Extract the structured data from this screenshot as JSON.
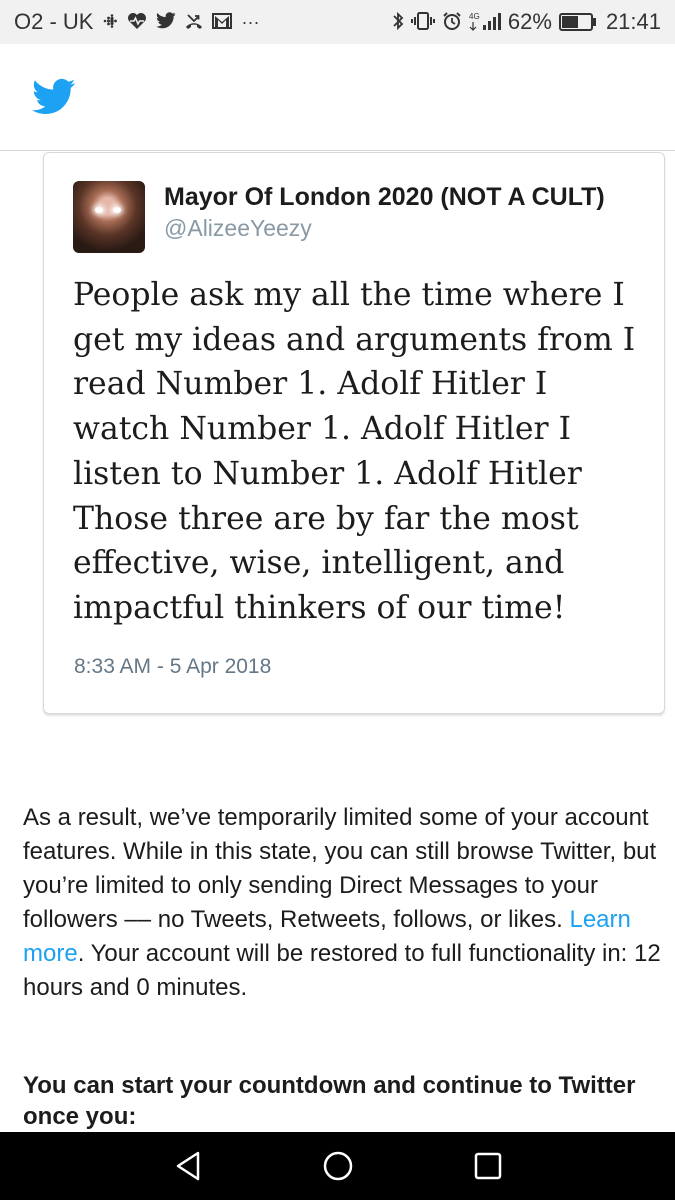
{
  "status_bar": {
    "carrier": "O2 - UK",
    "notification_icons": [
      "fitbit-icon",
      "heart-rate-icon",
      "twitter-icon",
      "missed-call-icon",
      "gmail-icon",
      "more-icon"
    ],
    "more": "···",
    "network": "4G",
    "battery": "62%",
    "battery_level": 0.62,
    "time": "21:41"
  },
  "app": {
    "logo": "twitter-bird-icon",
    "brand_color": "#1da1f2"
  },
  "tweet": {
    "display_name": "Mayor Of London 2020 (NOT A CULT)",
    "handle": "@AlizeeYeezy",
    "text": "People ask my all the time where I get my ideas and arguments from I read Number 1. Adolf Hitler I watch Number 1. Adolf Hitler I listen to Number 1. Adolf Hitler Those three are by far the most effective, wise, intelligent, and impactful thinkers of our time!",
    "timestamp": "8:33 AM - 5 Apr 2018"
  },
  "notice": {
    "text_before_link": "As a result, we’ve temporarily limited some of your account features. While in this state, you can still browse Twitter, but you’re limited to only sending Direct Messages to your followers –– no Tweets, Retweets, follows, or likes. ",
    "link_text": "Learn more",
    "text_after_link": ". Your account will be restored to full functionality in: 12 hours and 0 minutes.",
    "countdown_heading": "You can start your countdown and continue to Twitter once you:"
  },
  "nav_bar": {
    "buttons": [
      "back-icon",
      "home-icon",
      "recents-icon"
    ]
  }
}
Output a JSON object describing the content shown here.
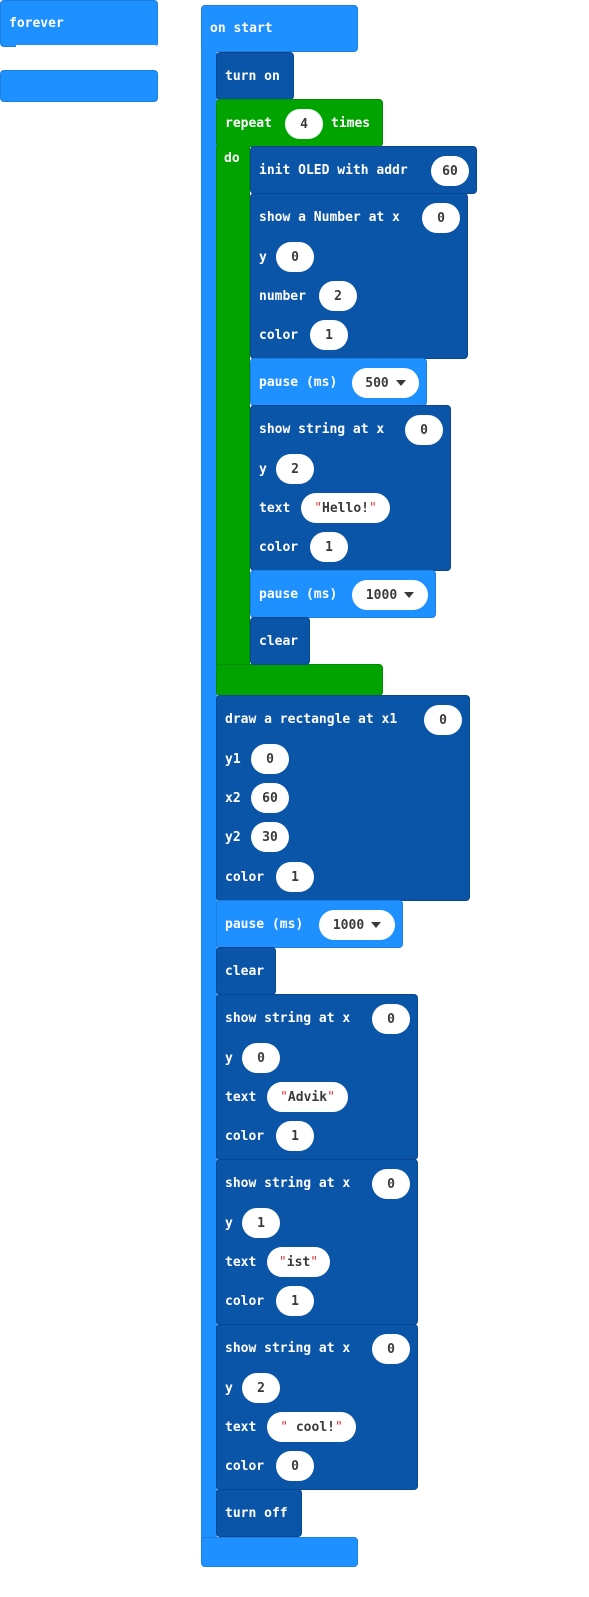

# # #

-- Exercise task --
State how many lines of the listing include the word "this". Reply with the number alone.

-- Task answer --
2